WHAT IS EXPECTED.
Without including any pictures, write out all the entries exactly.

RECORD EXCERPTS.
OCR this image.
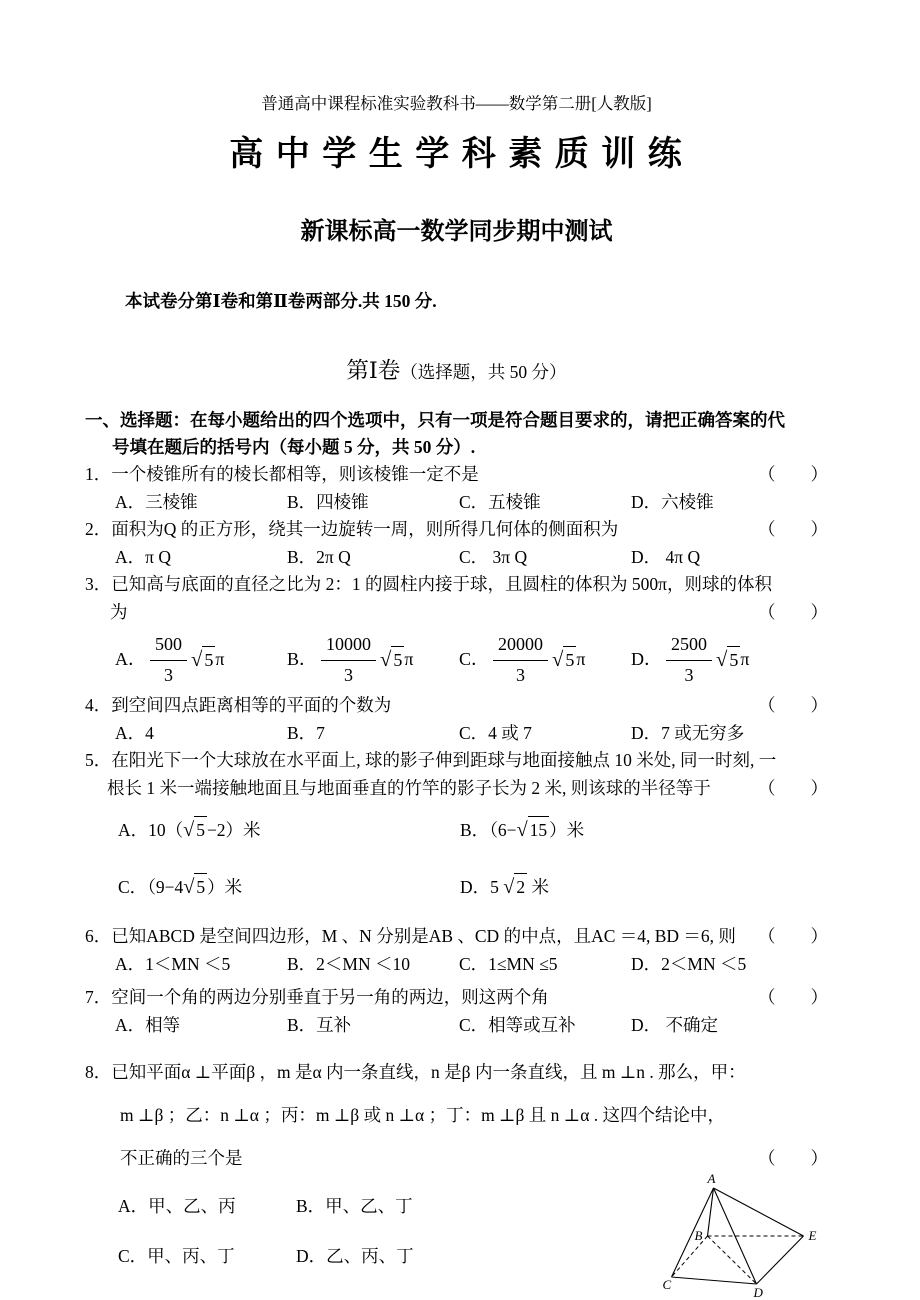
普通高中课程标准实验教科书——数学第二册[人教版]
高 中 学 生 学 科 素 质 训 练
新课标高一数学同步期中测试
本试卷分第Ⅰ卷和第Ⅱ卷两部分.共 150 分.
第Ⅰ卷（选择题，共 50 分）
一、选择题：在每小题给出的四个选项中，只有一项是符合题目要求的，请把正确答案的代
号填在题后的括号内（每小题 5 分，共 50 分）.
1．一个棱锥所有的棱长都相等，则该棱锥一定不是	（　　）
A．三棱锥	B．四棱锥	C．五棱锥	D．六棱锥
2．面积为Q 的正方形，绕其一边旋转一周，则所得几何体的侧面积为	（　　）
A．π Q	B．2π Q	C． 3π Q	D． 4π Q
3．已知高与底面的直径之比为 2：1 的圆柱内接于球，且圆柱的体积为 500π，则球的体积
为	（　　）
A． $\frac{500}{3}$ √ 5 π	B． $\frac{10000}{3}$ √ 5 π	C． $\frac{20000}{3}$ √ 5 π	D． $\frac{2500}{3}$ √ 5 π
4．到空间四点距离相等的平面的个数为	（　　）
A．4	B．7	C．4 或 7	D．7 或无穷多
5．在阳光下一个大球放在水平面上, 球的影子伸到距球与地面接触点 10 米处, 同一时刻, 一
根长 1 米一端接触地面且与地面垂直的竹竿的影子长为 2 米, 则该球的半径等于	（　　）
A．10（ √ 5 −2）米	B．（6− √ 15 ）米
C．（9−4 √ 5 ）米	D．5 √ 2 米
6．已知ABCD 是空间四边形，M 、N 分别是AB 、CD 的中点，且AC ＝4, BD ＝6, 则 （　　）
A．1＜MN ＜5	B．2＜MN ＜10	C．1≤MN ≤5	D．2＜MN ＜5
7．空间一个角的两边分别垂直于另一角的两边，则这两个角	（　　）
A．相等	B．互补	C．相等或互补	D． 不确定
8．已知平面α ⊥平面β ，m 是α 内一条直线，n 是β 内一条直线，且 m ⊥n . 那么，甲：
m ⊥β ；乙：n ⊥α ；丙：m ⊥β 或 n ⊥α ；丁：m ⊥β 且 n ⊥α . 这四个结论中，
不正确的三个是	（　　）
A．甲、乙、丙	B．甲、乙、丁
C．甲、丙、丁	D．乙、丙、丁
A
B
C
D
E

RESULT FOR THIS TASK.
OCR this image.
普通高中课程标准实验教科书——数学第二册[人教版]
高 中 学 生 学 科 素 质 训 练
新课标高一数学同步期中测试
本试卷分第Ⅰ卷和第Ⅱ卷两部分.共 150 分.
第Ⅰ卷（选择题，共 50 分）
一、选择题：在每小题给出的四个选项中，只有一项是符合题目要求的，请把正确答案的代
号填在题后的括号内（每小题 5 分，共 50 分）.
1．一个棱锥所有的棱长都相等，则该棱锥一定不是	（　　）
A．三棱锥	B．四棱锥	C．五棱锥	D．六棱锥
2．面积为Q 的正方形，绕其一边旋转一周，则所得几何体的侧面积为	（　　）
A．π Q	B．2π Q	C． 3π Q	D． 4π Q
3．已知高与底面的直径之比为 2：1 的圆柱内接于球，且圆柱的体积为 500π，则球的体积
为	（　　）
A． $\frac{500}{3}$ √ 5 π	B． $\frac{10000}{3}$ √ 5 π	C． $\frac{20000}{3}$ √ 5 π	D． $\frac{2500}{3}$ √ 5 π
4．到空间四点距离相等的平面的个数为	（　　）
A．4	B．7	C．4 或 7	D．7 或无穷多
5．在阳光下一个大球放在水平面上, 球的影子伸到距球与地面接触点 10 米处, 同一时刻, 一
根长 1 米一端接触地面且与地面垂直的竹竿的影子长为 2 米, 则该球的半径等于	（　　）
A．10（ √ 5 −2）米	B．（6− √ 15 ）米
C．（9−4 √ 5 ）米	D．5 √ 2 米
6．已知ABCD 是空间四边形，M 、N 分别是AB 、CD 的中点，且AC ＝4, BD ＝6, 则 （　　）
A．1＜MN ＜5	B．2＜MN ＜10	C．1≤MN ≤5	D．2＜MN ＜5
7．空间一个角的两边分别垂直于另一角的两边，则这两个角	（　　）
A．相等	B．互补	C．相等或互补	D． 不确定
8．已知平面α ⊥平面β ，m 是α 内一条直线，n 是β 内一条直线，且 m ⊥n . 那么，甲：
m ⊥β ；乙：n ⊥α ；丙：m ⊥β 或 n ⊥α ；丁：m ⊥β 且 n ⊥α . 这四个结论中，
不正确的三个是	（　　）
A．甲、乙、丙	B．甲、乙、丁
C．甲、丙、丁	D．乙、丙、丁
A
B
C
D
E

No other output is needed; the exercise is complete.